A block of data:
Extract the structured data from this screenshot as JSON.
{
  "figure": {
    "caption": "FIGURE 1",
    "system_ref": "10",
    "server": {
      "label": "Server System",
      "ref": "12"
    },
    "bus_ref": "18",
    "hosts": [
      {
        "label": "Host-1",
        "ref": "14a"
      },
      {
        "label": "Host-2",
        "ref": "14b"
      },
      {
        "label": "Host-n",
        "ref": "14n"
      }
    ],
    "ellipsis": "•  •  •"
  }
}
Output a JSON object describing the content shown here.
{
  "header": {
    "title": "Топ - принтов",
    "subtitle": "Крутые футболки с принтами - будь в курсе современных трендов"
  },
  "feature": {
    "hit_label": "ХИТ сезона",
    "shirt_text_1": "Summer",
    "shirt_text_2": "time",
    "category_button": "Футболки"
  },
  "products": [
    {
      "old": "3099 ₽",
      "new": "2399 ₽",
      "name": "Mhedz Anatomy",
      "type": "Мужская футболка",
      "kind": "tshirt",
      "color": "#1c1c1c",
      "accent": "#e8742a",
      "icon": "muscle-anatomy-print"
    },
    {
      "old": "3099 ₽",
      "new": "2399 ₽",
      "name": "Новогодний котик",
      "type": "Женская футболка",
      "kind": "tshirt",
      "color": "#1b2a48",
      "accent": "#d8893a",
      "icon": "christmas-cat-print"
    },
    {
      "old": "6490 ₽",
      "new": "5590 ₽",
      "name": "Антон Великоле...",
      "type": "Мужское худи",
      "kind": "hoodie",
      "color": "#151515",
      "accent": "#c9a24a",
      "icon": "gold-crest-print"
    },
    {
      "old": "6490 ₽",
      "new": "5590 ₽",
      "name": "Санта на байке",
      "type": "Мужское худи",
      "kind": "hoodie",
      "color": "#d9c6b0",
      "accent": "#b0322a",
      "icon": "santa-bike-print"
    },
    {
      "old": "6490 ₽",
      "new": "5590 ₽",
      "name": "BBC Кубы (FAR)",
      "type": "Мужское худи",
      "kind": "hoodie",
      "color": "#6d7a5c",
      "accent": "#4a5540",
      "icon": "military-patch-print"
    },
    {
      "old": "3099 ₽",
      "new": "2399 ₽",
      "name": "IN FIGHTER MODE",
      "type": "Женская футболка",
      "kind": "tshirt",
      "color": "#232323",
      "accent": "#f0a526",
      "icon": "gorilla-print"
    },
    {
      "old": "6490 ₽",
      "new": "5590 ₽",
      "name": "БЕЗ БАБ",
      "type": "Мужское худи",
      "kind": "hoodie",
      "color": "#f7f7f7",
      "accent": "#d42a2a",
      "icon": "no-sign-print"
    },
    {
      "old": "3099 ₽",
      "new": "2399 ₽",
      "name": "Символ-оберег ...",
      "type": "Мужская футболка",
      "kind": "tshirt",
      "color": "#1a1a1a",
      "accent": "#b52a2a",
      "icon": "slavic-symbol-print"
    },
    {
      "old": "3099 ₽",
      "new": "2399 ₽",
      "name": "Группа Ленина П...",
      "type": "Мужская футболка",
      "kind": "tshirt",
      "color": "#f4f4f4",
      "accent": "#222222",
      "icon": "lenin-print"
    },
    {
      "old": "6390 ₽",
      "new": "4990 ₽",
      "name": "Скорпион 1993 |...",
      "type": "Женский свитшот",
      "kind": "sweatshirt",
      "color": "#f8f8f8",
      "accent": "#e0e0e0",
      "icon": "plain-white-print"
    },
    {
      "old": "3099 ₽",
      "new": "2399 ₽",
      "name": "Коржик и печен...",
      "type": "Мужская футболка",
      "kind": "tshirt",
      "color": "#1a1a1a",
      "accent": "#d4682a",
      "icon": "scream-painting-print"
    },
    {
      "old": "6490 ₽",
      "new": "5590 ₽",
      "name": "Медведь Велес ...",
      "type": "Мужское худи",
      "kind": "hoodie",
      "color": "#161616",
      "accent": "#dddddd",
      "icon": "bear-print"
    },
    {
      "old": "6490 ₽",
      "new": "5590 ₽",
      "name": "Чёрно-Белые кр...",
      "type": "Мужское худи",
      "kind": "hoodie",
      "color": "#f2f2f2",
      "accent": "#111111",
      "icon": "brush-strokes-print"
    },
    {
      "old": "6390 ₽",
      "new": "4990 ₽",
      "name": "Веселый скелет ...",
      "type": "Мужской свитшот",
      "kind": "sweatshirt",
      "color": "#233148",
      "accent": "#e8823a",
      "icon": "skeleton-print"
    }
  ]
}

▶ **Stated problem**
Write out the complete set of records exactly as given.

▶ **Finished exercise**
Extract the structured data from this screenshot as JSON.
{
  "figure": {
    "caption": "FIGURE 1",
    "system_ref": "10",
    "server": {
      "label": "Server System",
      "ref": "12"
    },
    "bus_ref": "18",
    "hosts": [
      {
        "label": "Host-1",
        "ref": "14a"
      },
      {
        "label": "Host-2",
        "ref": "14b"
      },
      {
        "label": "Host-n",
        "ref": "14n"
      }
    ],
    "ellipsis": "•  •  •"
  }
}
Output a JSON object describing the content shown here.
{
  "header": {
    "title": "Топ - принтов",
    "subtitle": "Крутые футболки с принтами - будь в курсе современных трендов"
  },
  "feature": {
    "hit_label": "ХИТ сезона",
    "shirt_text_1": "Summer",
    "shirt_text_2": "time",
    "category_button": "Футболки"
  },
  "products": [
    {
      "old": "3099 ₽",
      "new": "2399 ₽",
      "name": "Mhedz Anatomy",
      "type": "Мужская футболка",
      "kind": "tshirt",
      "color": "#1c1c1c",
      "accent": "#e8742a",
      "icon": "muscle-anatomy-print"
    },
    {
      "old": "3099 ₽",
      "new": "2399 ₽",
      "name": "Новогодний котик",
      "type": "Женская футболка",
      "kind": "tshirt",
      "color": "#1b2a48",
      "accent": "#d8893a",
      "icon": "christmas-cat-print"
    },
    {
      "old": "6490 ₽",
      "new": "5590 ₽",
      "name": "Антон Великоле...",
      "type": "Мужское худи",
      "kind": "hoodie",
      "color": "#151515",
      "accent": "#c9a24a",
      "icon": "gold-crest-print"
    },
    {
      "old": "6490 ₽",
      "new": "5590 ₽",
      "name": "Санта на байке",
      "type": "Мужское худи",
      "kind": "hoodie",
      "color": "#d9c6b0",
      "accent": "#b0322a",
      "icon": "santa-bike-print"
    },
    {
      "old": "6490 ₽",
      "new": "5590 ₽",
      "name": "BBC Кубы (FAR)",
      "type": "Мужское худи",
      "kind": "hoodie",
      "color": "#6d7a5c",
      "accent": "#4a5540",
      "icon": "military-patch-print"
    },
    {
      "old": "3099 ₽",
      "new": "2399 ₽",
      "name": "IN FIGHTER MODE",
      "type": "Женская футболка",
      "kind": "tshirt",
      "color": "#232323",
      "accent": "#f0a526",
      "icon": "gorilla-print"
    },
    {
      "old": "6490 ₽",
      "new": "5590 ₽",
      "name": "БЕЗ БАБ",
      "type": "Мужское худи",
      "kind": "hoodie",
      "color": "#f7f7f7",
      "accent": "#d42a2a",
      "icon": "no-sign-print"
    },
    {
      "old": "3099 ₽",
      "new": "2399 ₽",
      "name": "Символ-оберег ...",
      "type": "Мужская футболка",
      "kind": "tshirt",
      "color": "#1a1a1a",
      "accent": "#b52a2a",
      "icon": "slavic-symbol-print"
    },
    {
      "old": "3099 ₽",
      "new": "2399 ₽",
      "name": "Группа Ленина П...",
      "type": "Мужская футболка",
      "kind": "tshirt",
      "color": "#f4f4f4",
      "accent": "#222222",
      "icon": "lenin-print"
    },
    {
      "old": "6390 ₽",
      "new": "4990 ₽",
      "name": "Скорпион 1993 |...",
      "type": "Женский свитшот",
      "kind": "sweatshirt",
      "color": "#f8f8f8",
      "accent": "#e0e0e0",
      "icon": "plain-white-print"
    },
    {
      "old": "3099 ₽",
      "new": "2399 ₽",
      "name": "Коржик и печен...",
      "type": "Мужская футболка",
      "kind": "tshirt",
      "color": "#1a1a1a",
      "accent": "#d4682a",
      "icon": "scream-painting-print"
    },
    {
      "old": "6490 ₽",
      "new": "5590 ₽",
      "name": "Медведь Велес ...",
      "type": "Мужское худи",
      "kind": "hoodie",
      "color": "#161616",
      "accent": "#dddddd",
      "icon": "bear-print"
    },
    {
      "old": "6490 ₽",
      "new": "5590 ₽",
      "name": "Чёрно-Белые кр...",
      "type": "Мужское худи",
      "kind": "hoodie",
      "color": "#f2f2f2",
      "accent": "#111111",
      "icon": "brush-strokes-print"
    },
    {
      "old": "6390 ₽",
      "new": "4990 ₽",
      "name": "Веселый скелет ...",
      "type": "Мужской свитшот",
      "kind": "sweatshirt",
      "color": "#233148",
      "accent": "#e8823a",
      "icon": "skeleton-print"
    }
  ]
}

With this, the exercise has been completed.